** START **

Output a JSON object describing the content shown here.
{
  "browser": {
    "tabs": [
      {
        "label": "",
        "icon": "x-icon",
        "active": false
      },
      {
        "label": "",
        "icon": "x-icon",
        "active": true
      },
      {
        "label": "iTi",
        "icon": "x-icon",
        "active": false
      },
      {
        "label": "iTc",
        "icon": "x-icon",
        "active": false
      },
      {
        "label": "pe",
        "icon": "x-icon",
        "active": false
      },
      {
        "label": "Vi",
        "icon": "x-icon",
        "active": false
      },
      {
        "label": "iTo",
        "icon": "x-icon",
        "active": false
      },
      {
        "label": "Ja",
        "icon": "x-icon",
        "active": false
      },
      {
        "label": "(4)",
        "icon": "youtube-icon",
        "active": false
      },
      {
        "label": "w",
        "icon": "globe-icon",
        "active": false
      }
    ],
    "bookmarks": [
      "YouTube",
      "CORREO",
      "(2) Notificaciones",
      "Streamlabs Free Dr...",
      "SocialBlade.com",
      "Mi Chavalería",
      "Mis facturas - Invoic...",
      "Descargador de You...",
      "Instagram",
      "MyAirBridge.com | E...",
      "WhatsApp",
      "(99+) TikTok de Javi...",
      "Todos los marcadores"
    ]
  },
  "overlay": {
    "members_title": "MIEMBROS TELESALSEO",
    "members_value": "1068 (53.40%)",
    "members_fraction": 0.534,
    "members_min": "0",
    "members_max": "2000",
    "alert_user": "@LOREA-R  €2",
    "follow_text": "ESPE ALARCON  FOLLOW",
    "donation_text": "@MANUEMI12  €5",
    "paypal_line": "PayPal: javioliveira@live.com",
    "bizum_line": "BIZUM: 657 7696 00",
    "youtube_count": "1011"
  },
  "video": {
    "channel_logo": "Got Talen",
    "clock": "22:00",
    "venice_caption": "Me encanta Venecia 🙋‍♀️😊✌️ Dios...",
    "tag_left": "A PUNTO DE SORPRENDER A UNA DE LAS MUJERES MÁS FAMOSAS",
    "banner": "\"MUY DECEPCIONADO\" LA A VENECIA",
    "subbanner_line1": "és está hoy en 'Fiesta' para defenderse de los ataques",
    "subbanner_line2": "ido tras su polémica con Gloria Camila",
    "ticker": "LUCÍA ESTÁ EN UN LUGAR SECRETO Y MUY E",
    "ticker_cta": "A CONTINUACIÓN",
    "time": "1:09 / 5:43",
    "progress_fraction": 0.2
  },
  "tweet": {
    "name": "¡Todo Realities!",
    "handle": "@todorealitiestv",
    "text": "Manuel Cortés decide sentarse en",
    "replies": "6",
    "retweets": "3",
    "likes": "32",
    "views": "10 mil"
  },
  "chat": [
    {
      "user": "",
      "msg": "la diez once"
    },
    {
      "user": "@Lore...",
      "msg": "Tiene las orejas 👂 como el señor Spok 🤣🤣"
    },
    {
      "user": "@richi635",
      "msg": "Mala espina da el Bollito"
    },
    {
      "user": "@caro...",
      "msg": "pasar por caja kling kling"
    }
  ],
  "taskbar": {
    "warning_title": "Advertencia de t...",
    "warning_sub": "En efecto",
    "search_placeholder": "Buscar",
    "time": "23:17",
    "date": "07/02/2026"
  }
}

** END **

**WRITTEN REQUEST:** Go through the records above and set each one down exactly, please.

**COMPLETE OUTPUT:**
Output a JSON object describing the content shown here.
{
  "browser": {
    "tabs": [
      {
        "label": "",
        "icon": "x-icon",
        "active": false
      },
      {
        "label": "",
        "icon": "x-icon",
        "active": true
      },
      {
        "label": "iTi",
        "icon": "x-icon",
        "active": false
      },
      {
        "label": "iTc",
        "icon": "x-icon",
        "active": false
      },
      {
        "label": "pe",
        "icon": "x-icon",
        "active": false
      },
      {
        "label": "Vi",
        "icon": "x-icon",
        "active": false
      },
      {
        "label": "iTo",
        "icon": "x-icon",
        "active": false
      },
      {
        "label": "Ja",
        "icon": "x-icon",
        "active": false
      },
      {
        "label": "(4)",
        "icon": "youtube-icon",
        "active": false
      },
      {
        "label": "w",
        "icon": "globe-icon",
        "active": false
      }
    ],
    "bookmarks": [
      "YouTube",
      "CORREO",
      "(2) Notificaciones",
      "Streamlabs Free Dr...",
      "SocialBlade.com",
      "Mi Chavalería",
      "Mis facturas - Invoic...",
      "Descargador de You...",
      "Instagram",
      "MyAirBridge.com | E...",
      "WhatsApp",
      "(99+) TikTok de Javi...",
      "Todos los marcadores"
    ]
  },
  "overlay": {
    "members_title": "MIEMBROS TELESALSEO",
    "members_value": "1068 (53.40%)",
    "members_fraction": 0.534,
    "members_min": "0",
    "members_max": "2000",
    "alert_user": "@LOREA-R  €2",
    "follow_text": "ESPE ALARCON  FOLLOW",
    "donation_text": "@MANUEMI12  €5",
    "paypal_line": "PayPal: javioliveira@live.com",
    "bizum_line": "BIZUM: 657 7696 00",
    "youtube_count": "1011"
  },
  "video": {
    "channel_logo": "Got Talen",
    "clock": "22:00",
    "venice_caption": "Me encanta Venecia 🙋‍♀️😊✌️ Dios...",
    "tag_left": "A PUNTO DE SORPRENDER A UNA DE LAS MUJERES MÁS FAMOSAS",
    "banner": "\"MUY DECEPCIONADO\" LA A VENECIA",
    "subbanner_line1": "és está hoy en 'Fiesta' para defenderse de los ataques",
    "subbanner_line2": "ido tras su polémica con Gloria Camila",
    "ticker": "LUCÍA ESTÁ EN UN LUGAR SECRETO Y MUY E",
    "ticker_cta": "A CONTINUACIÓN",
    "time": "1:09 / 5:43",
    "progress_fraction": 0.2
  },
  "tweet": {
    "name": "¡Todo Realities!",
    "handle": "@todorealitiestv",
    "text": "Manuel Cortés decide sentarse en",
    "replies": "6",
    "retweets": "3",
    "likes": "32",
    "views": "10 mil"
  },
  "chat": [
    {
      "user": "",
      "msg": "la diez once"
    },
    {
      "user": "@Lore...",
      "msg": "Tiene las orejas 👂 como el señor Spok 🤣🤣"
    },
    {
      "user": "@richi635",
      "msg": "Mala espina da el Bollito"
    },
    {
      "user": "@caro...",
      "msg": "pasar por caja kling kling"
    }
  ],
  "taskbar": {
    "warning_title": "Advertencia de t...",
    "warning_sub": "En efecto",
    "search_placeholder": "Buscar",
    "time": "23:17",
    "date": "07/02/2026"
  }
}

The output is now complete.